Data records
|---|
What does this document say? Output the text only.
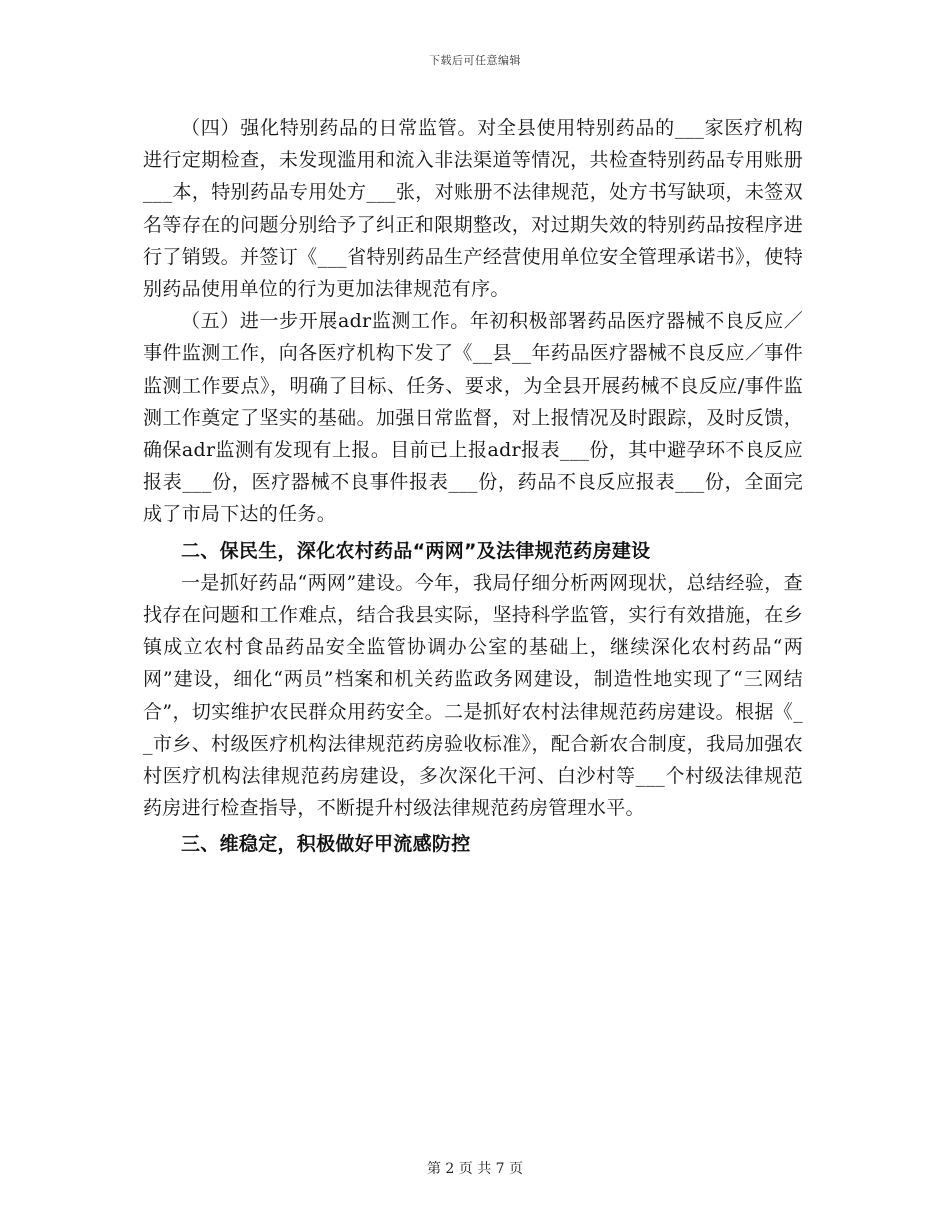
下载后可任意编辑

（四）强化特别药品的日常监管。对全县使用特别药品的___家医疗机构进行定期检查，未发现滥用和流入非法渠道等情况，共检查特别药品专用账册___本，特别药品专用处方___张，对账册不法律规范，处方书写缺项，未签双名等存在的问题分别给予了纠正和限期整改，对过期失效的特别药品按程序进行了销毁。并签订《___省特别药品生产经营使用单位安全管理承诺书》，使特别药品使用单位的行为更加法律规范有序。

（五）进一步开展adr监测工作。年初积极部署药品医疗器械不良反应／事件监测工作，向各医疗机构下发了《__县__年药品医疗器械不良反应／事件监测工作要点》，明确了目标、任务、要求，为全县开展药械不良反应/事件监测工作奠定了坚实的基础。加强日常监督，对上报情况及时跟踪，及时反馈，确保adr监测有发现有上报。目前已上报adr报表___份，其中避孕环不良反应报表___份，医疗器械不良事件报表___份，药品不良反应报表___份，全面完成了市局下达的任务。

二、保民生，深化农村药品“两网”及法律规范药房建设

一是抓好药品“两网”建设。今年，我局仔细分析两网现状，总结经验，查找存在问题和工作难点，结合我县实际，坚持科学监管，实行有效措施，在乡镇成立农村食品药品安全监管协调办公室的基础上，继续深化农村药品“两网”建设，细化“两员”档案和机关药监政务网建设，制造性地实现了“三网结合”，切实维护农民群众用药安全。二是抓好农村法律规范药房建设。根据《__市乡、村级医疗机构法律规范药房验收标准》，配合新农合制度，我局加强农村医疗机构法律规范药房建设，多次深化干河、白沙村等___个村级法律规范药房进行检查指导，不断提升村级法律规范药房管理水平。

三、维稳定，积极做好甲流感防控

第 2 页 共 7 页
|---|
§ Aim of the task:
Repeat the material above verbatim, with no pictures in the output.

§ Written response:
What does this document say? Output the text only.
下载后可任意编辑

（四）强化特别药品的日常监管。对全县使用特别药品的___家医疗机构进行定期检查，未发现滥用和流入非法渠道等情况，共检查特别药品专用账册___本，特别药品专用处方___张，对账册不法律规范，处方书写缺项，未签双名等存在的问题分别给予了纠正和限期整改，对过期失效的特别药品按程序进行了销毁。并签订《___省特别药品生产经营使用单位安全管理承诺书》，使特别药品使用单位的行为更加法律规范有序。

（五）进一步开展adr监测工作。年初积极部署药品医疗器械不良反应／事件监测工作，向各医疗机构下发了《__县__年药品医疗器械不良反应／事件监测工作要点》，明确了目标、任务、要求，为全县开展药械不良反应/事件监测工作奠定了坚实的基础。加强日常监督，对上报情况及时跟踪，及时反馈，确保adr监测有发现有上报。目前已上报adr报表___份，其中避孕环不良反应报表___份，医疗器械不良事件报表___份，药品不良反应报表___份，全面完成了市局下达的任务。

二、保民生，深化农村药品“两网”及法律规范药房建设

一是抓好药品“两网”建设。今年，我局仔细分析两网现状，总结经验，查找存在问题和工作难点，结合我县实际，坚持科学监管，实行有效措施，在乡镇成立农村食品药品安全监管协调办公室的基础上，继续深化农村药品“两网”建设，细化“两员”档案和机关药监政务网建设，制造性地实现了“三网结合”，切实维护农民群众用药安全。二是抓好农村法律规范药房建设。根据《__市乡、村级医疗机构法律规范药房验收标准》，配合新农合制度，我局加强农村医疗机构法律规范药房建设，多次深化干河、白沙村等___个村级法律规范药房进行检查指导，不断提升村级法律规范药房管理水平。

三、维稳定，积极做好甲流感防控

第 2 页 共 7 页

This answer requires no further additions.